> **Your objective**:
Work out how many lines in the listing below include the word "icon". Give nothing but the number.

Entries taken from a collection
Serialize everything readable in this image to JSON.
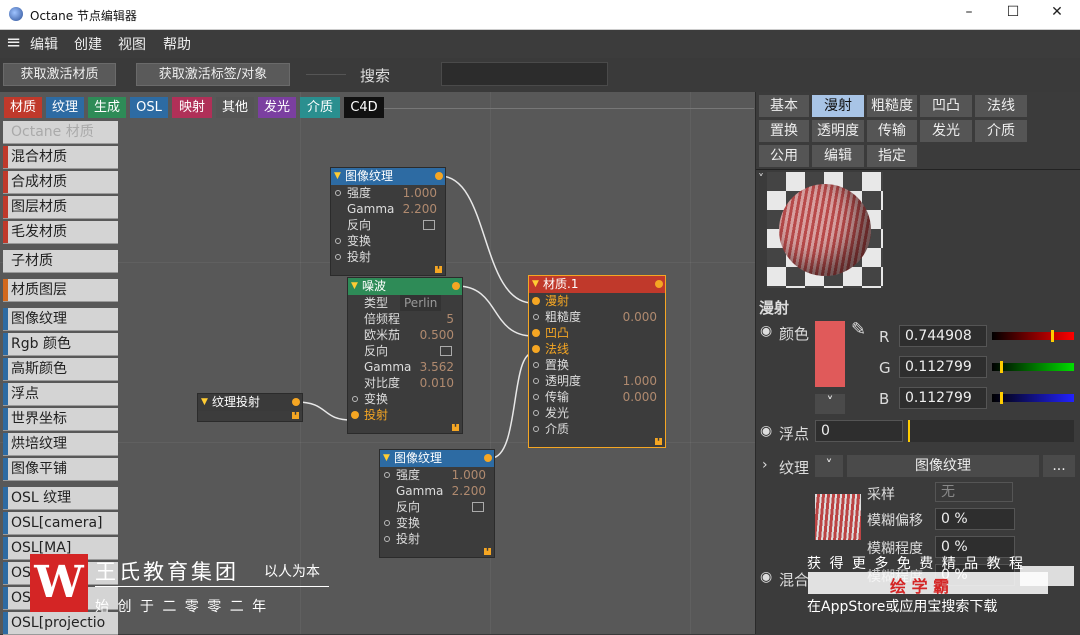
{
  "window": {
    "title": "Octane 节点编辑器",
    "minimize": "–",
    "maximize": "☐",
    "close": "✕"
  },
  "menu": {
    "hamburger": "≡",
    "items": [
      "编辑",
      "创建",
      "视图",
      "帮助"
    ]
  },
  "toolbar": {
    "get_material": "获取激活材质",
    "get_tag": "获取激活标签/对象",
    "search_label": "搜索",
    "search_value": ""
  },
  "category_tabs": [
    {
      "label": "材质",
      "color": "#c0392b"
    },
    {
      "label": "纹理",
      "color": "#2d6ba3"
    },
    {
      "label": "生成",
      "color": "#2e8b57"
    },
    {
      "label": "OSL",
      "color": "#2d6ba3"
    },
    {
      "label": "映射",
      "color": "#b03058"
    },
    {
      "label": "其他",
      "color": "#555555"
    },
    {
      "label": "发光",
      "color": "#7b3fa0"
    },
    {
      "label": "介质",
      "color": "#2a8f8f"
    },
    {
      "label": "C4D",
      "color": "#111111"
    }
  ],
  "node_list": [
    {
      "label": "Octane 材质",
      "stripe": "",
      "dim": true
    },
    {
      "label": "混合材质",
      "stripe": "#c0392b"
    },
    {
      "label": "合成材质",
      "stripe": "#c0392b"
    },
    {
      "label": "图层材质",
      "stripe": "#c0392b"
    },
    {
      "label": "毛发材质",
      "stripe": "#c0392b"
    },
    {
      "label": "子材质",
      "stripe": ""
    },
    {
      "label": "材质图层",
      "stripe": "#d2691e"
    },
    {
      "label": "图像纹理",
      "stripe": "#2d6ba3"
    },
    {
      "label": "Rgb 颜色",
      "stripe": "#2d6ba3"
    },
    {
      "label": "高斯颜色",
      "stripe": "#2d6ba3"
    },
    {
      "label": "浮点",
      "stripe": "#2d6ba3"
    },
    {
      "label": "世界坐标",
      "stripe": "#2d6ba3"
    },
    {
      "label": "烘培纹理",
      "stripe": "#2d6ba3"
    },
    {
      "label": "图像平铺",
      "stripe": "#2d6ba3"
    },
    {
      "label": "OSL 纹理",
      "stripe": "#2d6ba3"
    },
    {
      "label": "OSL[camera]",
      "stripe": "#2d6ba3"
    },
    {
      "label": "OSL[MA]",
      "stripe": "#2d6ba3"
    },
    {
      "label": "OSL[...]",
      "stripe": "#2d6ba3"
    },
    {
      "label": "OSL[...]",
      "stripe": "#2d6ba3"
    },
    {
      "label": "OSL[projectio",
      "stripe": "#2d6ba3"
    }
  ],
  "nodes": {
    "img1": {
      "title": "图像纹理",
      "rows": [
        {
          "label": "强度",
          "value": "1.000"
        },
        {
          "label": "Gamma",
          "value": "2.200"
        },
        {
          "label": "反向",
          "value": ""
        },
        {
          "label": "变换",
          "value": ""
        },
        {
          "label": "投射",
          "value": ""
        }
      ]
    },
    "noise": {
      "title": "噪波",
      "rows": [
        {
          "label": "类型",
          "value": "Perlin"
        },
        {
          "label": "倍频程",
          "value": "5"
        },
        {
          "label": "欧米茄",
          "value": "0.500"
        },
        {
          "label": "反向",
          "value": ""
        },
        {
          "label": "Gamma",
          "value": "3.562"
        },
        {
          "label": "对比度",
          "value": "0.010"
        },
        {
          "label": "变换",
          "value": ""
        },
        {
          "label": "投射",
          "value": ""
        }
      ]
    },
    "proj": {
      "title": "纹理投射"
    },
    "img2": {
      "title": "图像纹理",
      "rows": [
        {
          "label": "强度",
          "value": "1.000"
        },
        {
          "label": "Gamma",
          "value": "2.200"
        },
        {
          "label": "反向",
          "value": ""
        },
        {
          "label": "变换",
          "value": ""
        },
        {
          "label": "投射",
          "value": ""
        }
      ]
    },
    "mat": {
      "title": "材质.1",
      "rows": [
        {
          "label": "漫射",
          "value": ""
        },
        {
          "label": "粗糙度",
          "value": "0.000"
        },
        {
          "label": "凹凸",
          "value": ""
        },
        {
          "label": "法线",
          "value": ""
        },
        {
          "label": "置换",
          "value": ""
        },
        {
          "label": "透明度",
          "value": "1.000"
        },
        {
          "label": "传输",
          "value": "0.000"
        },
        {
          "label": "发光",
          "value": ""
        },
        {
          "label": "介质",
          "value": ""
        }
      ]
    }
  },
  "prop_tabs": [
    [
      "基本",
      "漫射",
      "粗糙度",
      "凹凸",
      "法线"
    ],
    [
      "置换",
      "透明度",
      "传输",
      "发光",
      "介质"
    ],
    [
      "公用",
      "编辑",
      "指定"
    ]
  ],
  "props": {
    "collapse": "˅",
    "section": "漫射",
    "color_label": "颜色",
    "color_hex": "#e05a5a",
    "dropdown": "˅",
    "r_label": "R",
    "r_value": "0.744908",
    "g_label": "G",
    "g_value": "0.112799",
    "b_label": "B",
    "b_value": "0.112799",
    "float_label": "浮点",
    "float_value": "0",
    "texture_label": "纹理",
    "texture_value": "图像纹理",
    "more": "...",
    "sampling_label": "采样",
    "sampling_value": "无",
    "blur_offset_label": "模糊偏移",
    "blur_offset_value": "0 %",
    "blur_degree_label": "模糊程度",
    "blur_degree_value": "0 %",
    "mix_label": "混合",
    "mix_value": "0 %",
    "mix_inner_label": "模糊程度"
  },
  "watermark": {
    "logo_letter": "W",
    "company": "王氏教育集团",
    "slogan": "以人为本",
    "founded": "始 创 于 二 零 零 二 年",
    "line1": "获 得 更 多 免 费 精 品 教 程",
    "brand": "绘 学 霸",
    "line3": "在AppStore或应用宝搜索下载"
  }
}
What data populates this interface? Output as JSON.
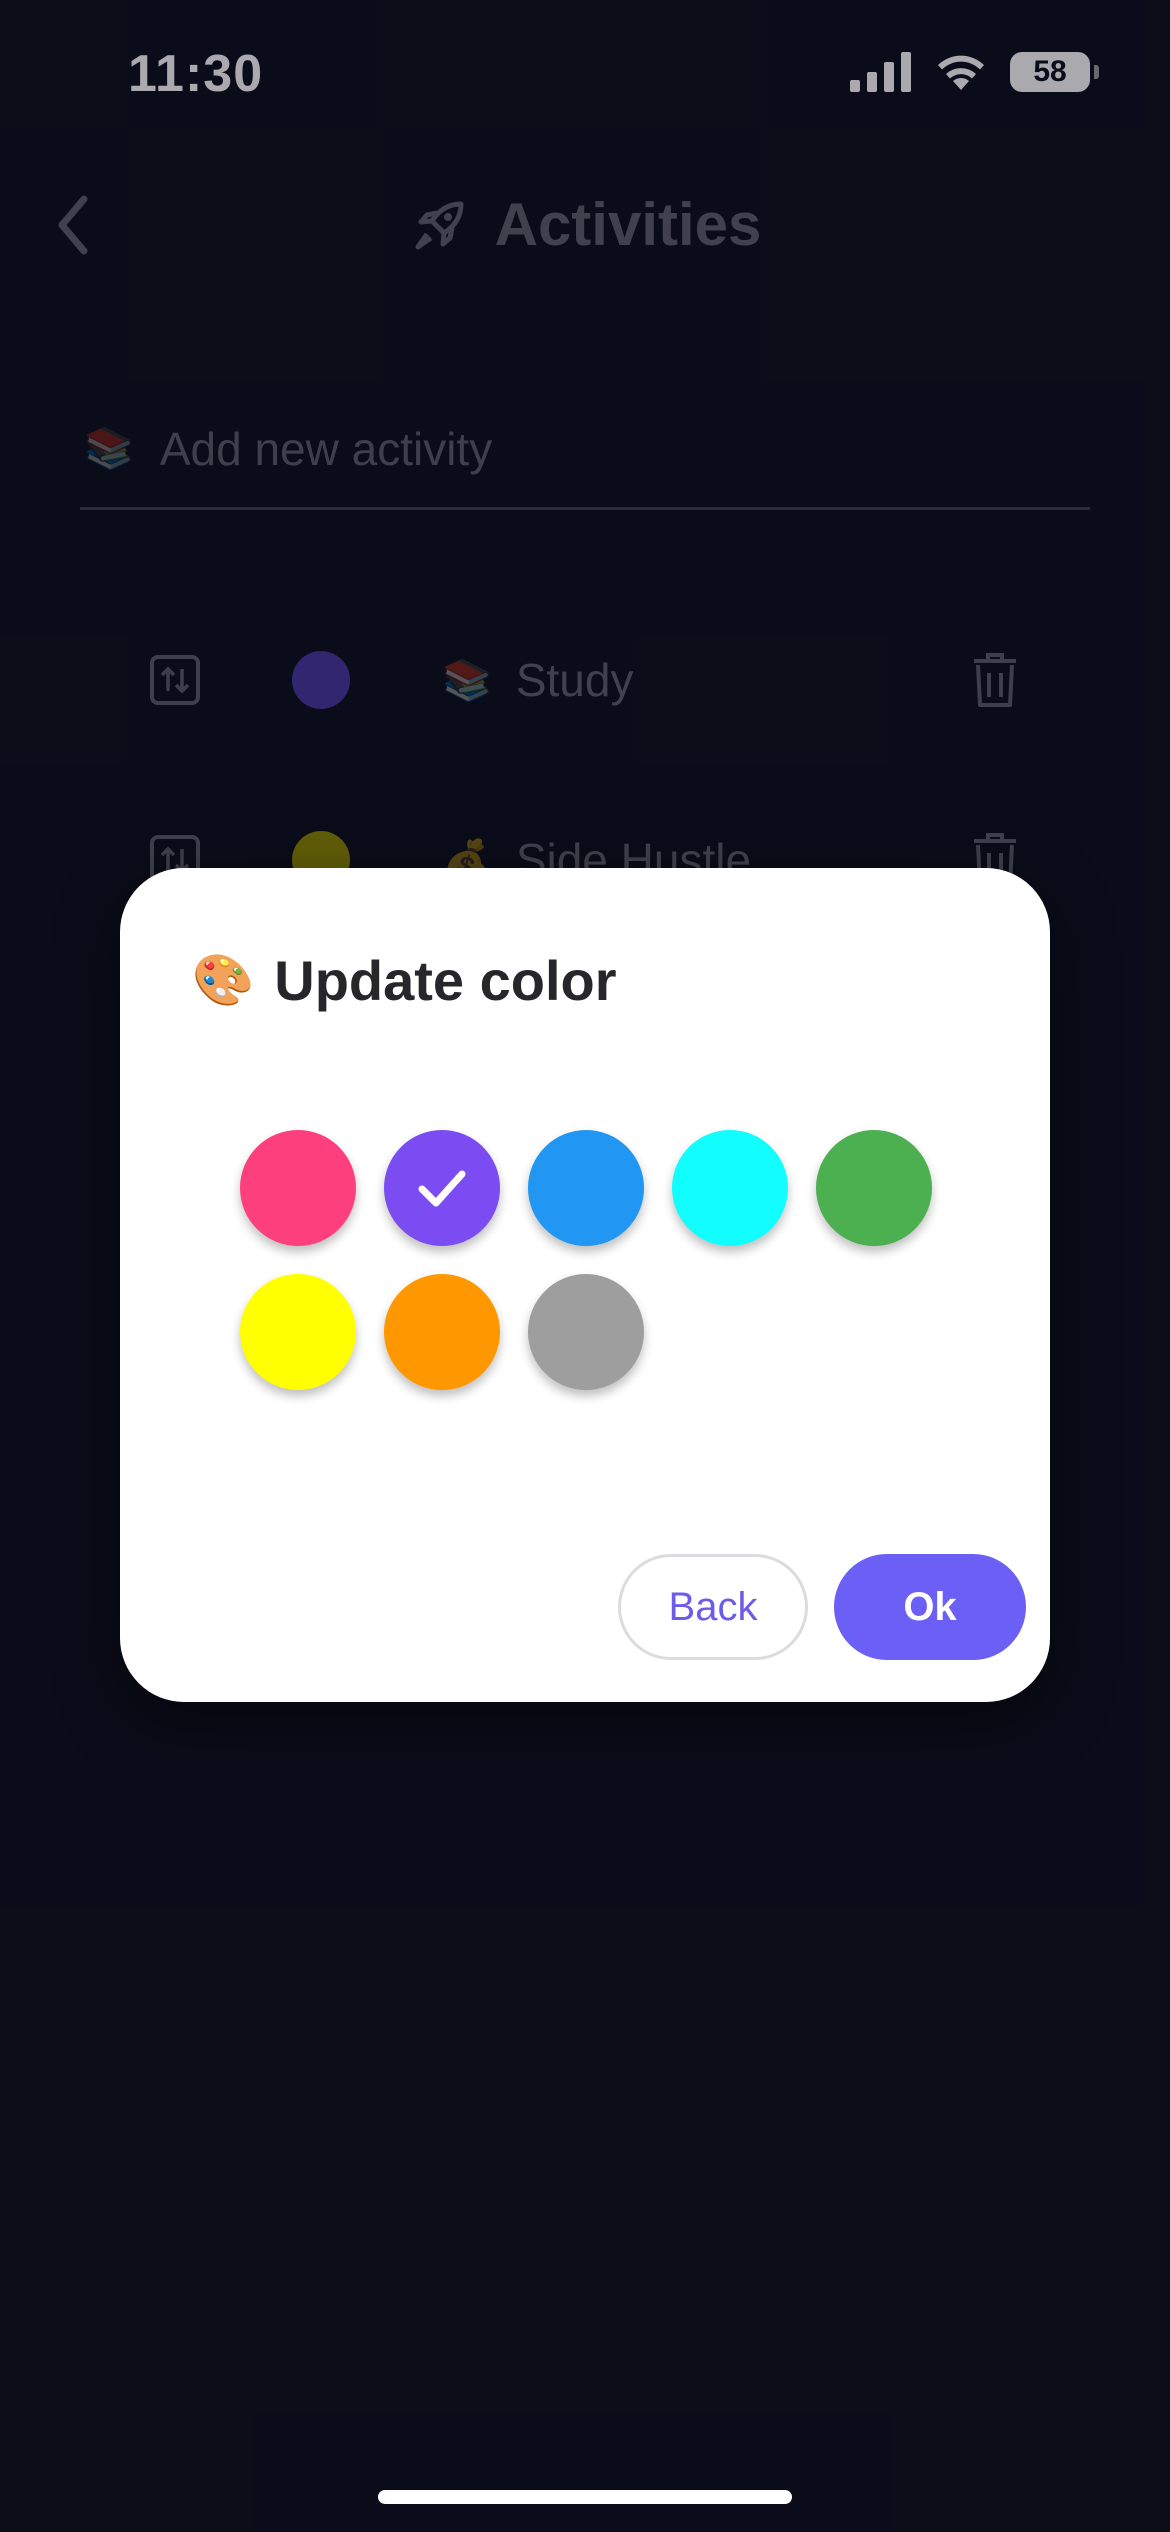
{
  "status_bar": {
    "time": "11:30",
    "battery": "58"
  },
  "header": {
    "title": "Activities",
    "back_icon": "chevron-left-icon",
    "title_icon": "rocket-icon"
  },
  "add_activity": {
    "emoji": "📚",
    "placeholder": "Add new activity"
  },
  "activities": [
    {
      "emoji": "📚",
      "name": "Study",
      "color": "#4a37a0"
    },
    {
      "emoji": "💰",
      "name": "Side Hustle",
      "color": "#8f8a00"
    }
  ],
  "dialog": {
    "emoji": "🎨",
    "title": "Update color",
    "selected_index": 1,
    "colors": [
      "#fe3f7e",
      "#7a4cf2",
      "#2196f3",
      "#12fdfd",
      "#4caf50",
      "#ffff00",
      "#ff9800",
      "#9e9e9e"
    ],
    "back_label": "Back",
    "ok_label": "Ok"
  }
}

> **Expected answer**:
2